- Aim: Once the pictures are set aside, transcribe the remaining data exactly.

- Data excerpts:
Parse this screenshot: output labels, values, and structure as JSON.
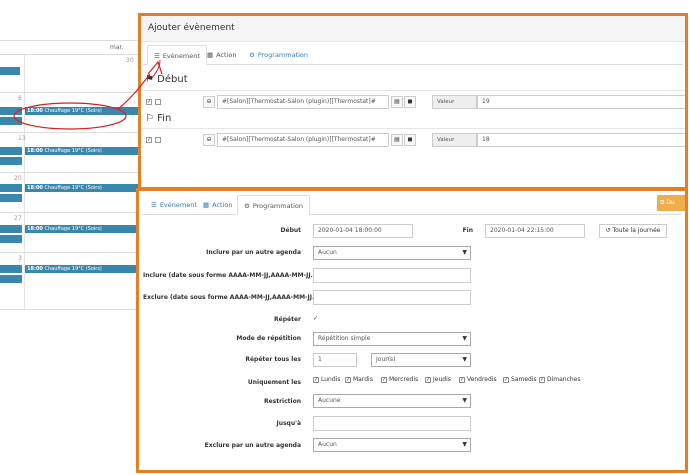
{
  "calendar": {
    "day_header": "mar.",
    "day_numbers": [
      "30",
      "6",
      "13",
      "20",
      "27",
      "3"
    ],
    "events": [
      {
        "time": "18:00",
        "title": "Chauffage 19°C (Soirs)"
      },
      {
        "time": "18:00",
        "title": "Chauffage 19°C (Soirs)"
      },
      {
        "time": "18:00",
        "title": "Chauffage 19°C (Soirs)"
      },
      {
        "time": "18:00",
        "title": "Chauffage 19°C (Soirs)"
      },
      {
        "time": "18:00",
        "title": "Chauffage 19°C (Soirs)"
      }
    ]
  },
  "modal_top": {
    "title": "Ajouter évènement",
    "tabs": [
      {
        "label": "Evènement",
        "icon": "list-icon"
      },
      {
        "label": "Action",
        "icon": "calendar-icon"
      },
      {
        "label": "Programmation",
        "icon": "gears-icon"
      }
    ],
    "start_heading": "Début",
    "end_heading": "Fin",
    "start_command": "#[Salon][Thermostat-Salon (plugin)][Thermostat]#",
    "end_command": "#[Salon][Thermostat-Salon (plugin)][Thermostat]#",
    "value_label": "Valeur",
    "start_value": "19",
    "end_value": "18"
  },
  "modal_bottom": {
    "tabs": [
      {
        "label": "Evènement",
        "icon": "list-icon"
      },
      {
        "label": "Action",
        "icon": "calendar-icon"
      },
      {
        "label": "Programmation",
        "icon": "gears-icon"
      }
    ],
    "corner_button": "Du",
    "start_label": "Début",
    "start_value": "2020-01-04 18:00:00",
    "end_label": "Fin",
    "end_value": "2020-01-04 22:15:00",
    "all_day_button": "Toute la journée",
    "include_agenda_label": "Inclure par un autre agenda",
    "include_agenda_value": "Aucun",
    "include_dates_label": "Inclure (date sous forme AAAA-MM-JJ,AAAA-MM-JJ....)",
    "exclude_dates_label": "Exclure (date sous forme AAAA-MM-JJ,AAAA-MM-JJ....)",
    "repeat_label": "Répéter",
    "repeat_mode_label": "Mode de répétition",
    "repeat_mode_value": "Répétition simple",
    "repeat_every_label": "Répéter tous les",
    "repeat_every_value": "1",
    "repeat_unit_value": "Jour(s)",
    "only_days_label": "Uniquement les",
    "days": [
      "Lundis",
      "Mardis",
      "Mercredis",
      "Jeudis",
      "Vendredis",
      "Samedis",
      "Dimanches"
    ],
    "restriction_label": "Restriction",
    "restriction_value": "Aucune",
    "until_label": "Jusqu'à",
    "exclude_agenda_label": "Exclure par un autre agenda",
    "exclude_agenda_value": "Aucun"
  },
  "colors": {
    "accent_border": "#e67e22",
    "event_blue": "#3a87ad",
    "annotation_red": "#d62020"
  }
}
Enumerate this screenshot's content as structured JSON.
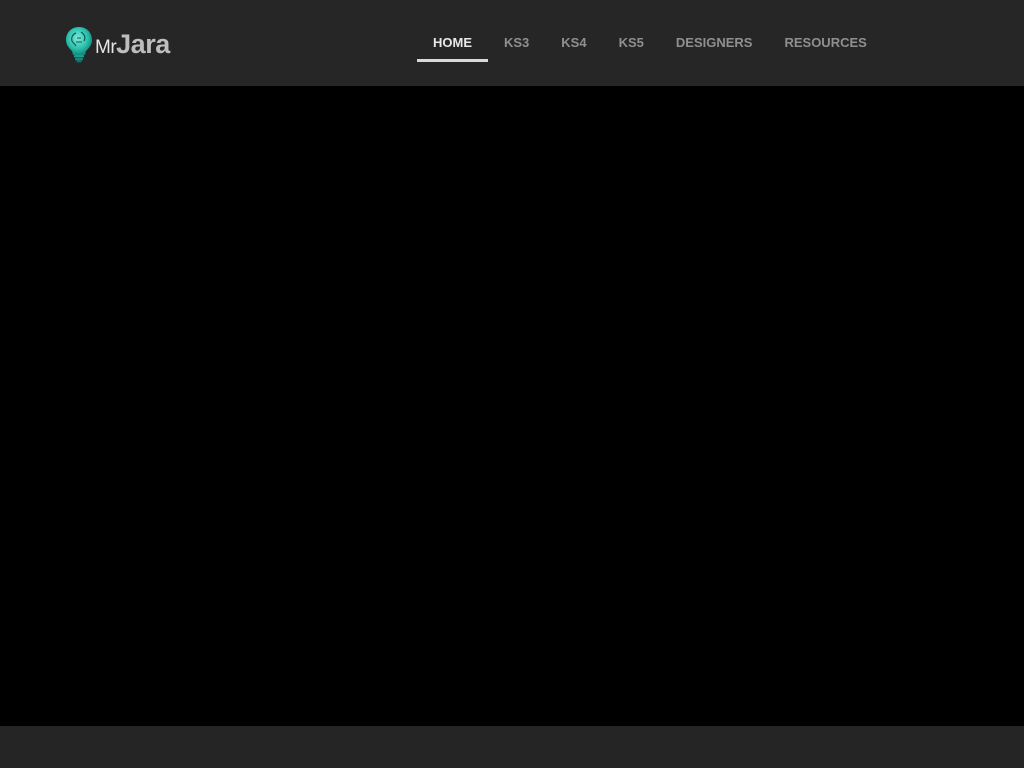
{
  "brand": {
    "prefix": "Mr",
    "name": "Jara",
    "logo_icon": "lightbulb-head-icon",
    "accent_color": "#2ec4b0"
  },
  "nav": {
    "items": [
      {
        "label": "HOME",
        "active": true
      },
      {
        "label": "KS3",
        "active": false
      },
      {
        "label": "KS4",
        "active": false
      },
      {
        "label": "KS5",
        "active": false
      },
      {
        "label": "DESIGNERS",
        "active": false
      },
      {
        "label": "RESOURCES",
        "active": false
      }
    ]
  },
  "colors": {
    "header_bg": "#262626",
    "hero_bg": "#000000",
    "nav_active": "#e8e8e8",
    "nav_inactive": "#8f8f8f"
  }
}
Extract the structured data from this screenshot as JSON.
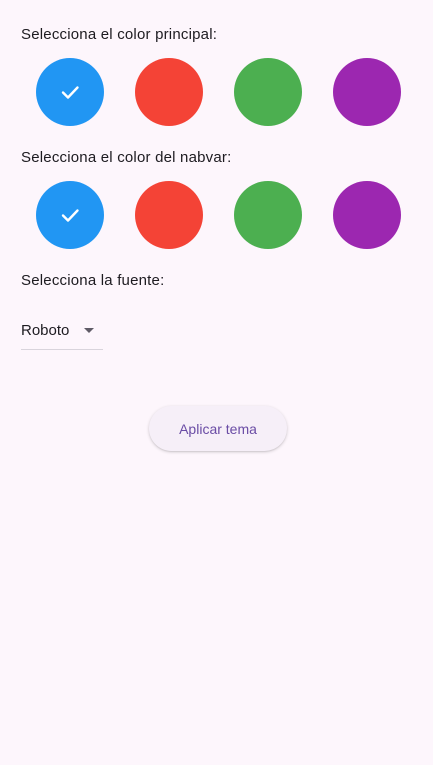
{
  "primary_color": {
    "label": "Selecciona el color principal:",
    "options": [
      {
        "color": "#2196F3",
        "selected": true
      },
      {
        "color": "#F44336",
        "selected": false
      },
      {
        "color": "#4CAF50",
        "selected": false
      },
      {
        "color": "#9C27B0",
        "selected": false
      }
    ]
  },
  "navbar_color": {
    "label": "Selecciona el color del nabvar:",
    "options": [
      {
        "color": "#2196F3",
        "selected": true
      },
      {
        "color": "#F44336",
        "selected": false
      },
      {
        "color": "#4CAF50",
        "selected": false
      },
      {
        "color": "#9C27B0",
        "selected": false
      }
    ]
  },
  "font": {
    "label": "Selecciona la fuente:",
    "selected": "Roboto"
  },
  "apply_button": {
    "label": "Aplicar tema"
  },
  "icons": {
    "selected_marker": "check-icon",
    "dropdown_marker": "dropdown-arrow-icon"
  }
}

- Problem solution:
Parse this screenshot: output labels, values, and structure as JSON.
{
  "calendar": {
    "day_header": "mar.",
    "day_numbers": [
      "30",
      "6",
      "13",
      "20",
      "27",
      "3"
    ],
    "events": [
      {
        "time": "18:00",
        "title": "Chauffage 19°C (Soirs)"
      },
      {
        "time": "18:00",
        "title": "Chauffage 19°C (Soirs)"
      },
      {
        "time": "18:00",
        "title": "Chauffage 19°C (Soirs)"
      },
      {
        "time": "18:00",
        "title": "Chauffage 19°C (Soirs)"
      },
      {
        "time": "18:00",
        "title": "Chauffage 19°C (Soirs)"
      }
    ]
  },
  "modal_top": {
    "title": "Ajouter évènement",
    "tabs": [
      {
        "label": "Evènement",
        "icon": "list-icon"
      },
      {
        "label": "Action",
        "icon": "calendar-icon"
      },
      {
        "label": "Programmation",
        "icon": "gears-icon"
      }
    ],
    "start_heading": "Début",
    "end_heading": "Fin",
    "start_command": "#[Salon][Thermostat-Salon (plugin)][Thermostat]#",
    "end_command": "#[Salon][Thermostat-Salon (plugin)][Thermostat]#",
    "value_label": "Valeur",
    "start_value": "19",
    "end_value": "18"
  },
  "modal_bottom": {
    "tabs": [
      {
        "label": "Evènement",
        "icon": "list-icon"
      },
      {
        "label": "Action",
        "icon": "calendar-icon"
      },
      {
        "label": "Programmation",
        "icon": "gears-icon"
      }
    ],
    "corner_button": "Du",
    "start_label": "Début",
    "start_value": "2020-01-04 18:00:00",
    "end_label": "Fin",
    "end_value": "2020-01-04 22:15:00",
    "all_day_button": "Toute la journée",
    "include_agenda_label": "Inclure par un autre agenda",
    "include_agenda_value": "Aucun",
    "include_dates_label": "Inclure (date sous forme AAAA-MM-JJ,AAAA-MM-JJ....)",
    "exclude_dates_label": "Exclure (date sous forme AAAA-MM-JJ,AAAA-MM-JJ....)",
    "repeat_label": "Répéter",
    "repeat_mode_label": "Mode de répétition",
    "repeat_mode_value": "Répétition simple",
    "repeat_every_label": "Répéter tous les",
    "repeat_every_value": "1",
    "repeat_unit_value": "Jour(s)",
    "only_days_label": "Uniquement les",
    "days": [
      "Lundis",
      "Mardis",
      "Mercredis",
      "Jeudis",
      "Vendredis",
      "Samedis",
      "Dimanches"
    ],
    "restriction_label": "Restriction",
    "restriction_value": "Aucune",
    "until_label": "Jusqu'à",
    "exclude_agenda_label": "Exclure par un autre agenda",
    "exclude_agenda_value": "Aucun"
  },
  "colors": {
    "accent_border": "#e67e22",
    "event_blue": "#3a87ad",
    "annotation_red": "#d62020"
  }
}
Enumerate this screenshot's content as structured JSON.
{
  "brand": {
    "prefix": "Mr",
    "name": "Jara",
    "logo_icon": "lightbulb-head-icon",
    "accent_color": "#2ec4b0"
  },
  "nav": {
    "items": [
      {
        "label": "HOME",
        "active": true
      },
      {
        "label": "KS3",
        "active": false
      },
      {
        "label": "KS4",
        "active": false
      },
      {
        "label": "KS5",
        "active": false
      },
      {
        "label": "DESIGNERS",
        "active": false
      },
      {
        "label": "RESOURCES",
        "active": false
      }
    ]
  },
  "colors": {
    "header_bg": "#262626",
    "hero_bg": "#000000",
    "nav_active": "#e8e8e8",
    "nav_inactive": "#8f8f8f"
  }
}
Extract the structured data from this screenshot as JSON.
{
  "primary_color": {
    "label": "Selecciona el color principal:",
    "options": [
      {
        "color": "#2196F3",
        "selected": true
      },
      {
        "color": "#F44336",
        "selected": false
      },
      {
        "color": "#4CAF50",
        "selected": false
      },
      {
        "color": "#9C27B0",
        "selected": false
      }
    ]
  },
  "navbar_color": {
    "label": "Selecciona el color del nabvar:",
    "options": [
      {
        "color": "#2196F3",
        "selected": true
      },
      {
        "color": "#F44336",
        "selected": false
      },
      {
        "color": "#4CAF50",
        "selected": false
      },
      {
        "color": "#9C27B0",
        "selected": false
      }
    ]
  },
  "font": {
    "label": "Selecciona la fuente:",
    "selected": "Roboto"
  },
  "apply_button": {
    "label": "Aplicar tema"
  },
  "icons": {
    "selected_marker": "check-icon",
    "dropdown_marker": "dropdown-arrow-icon"
  }
}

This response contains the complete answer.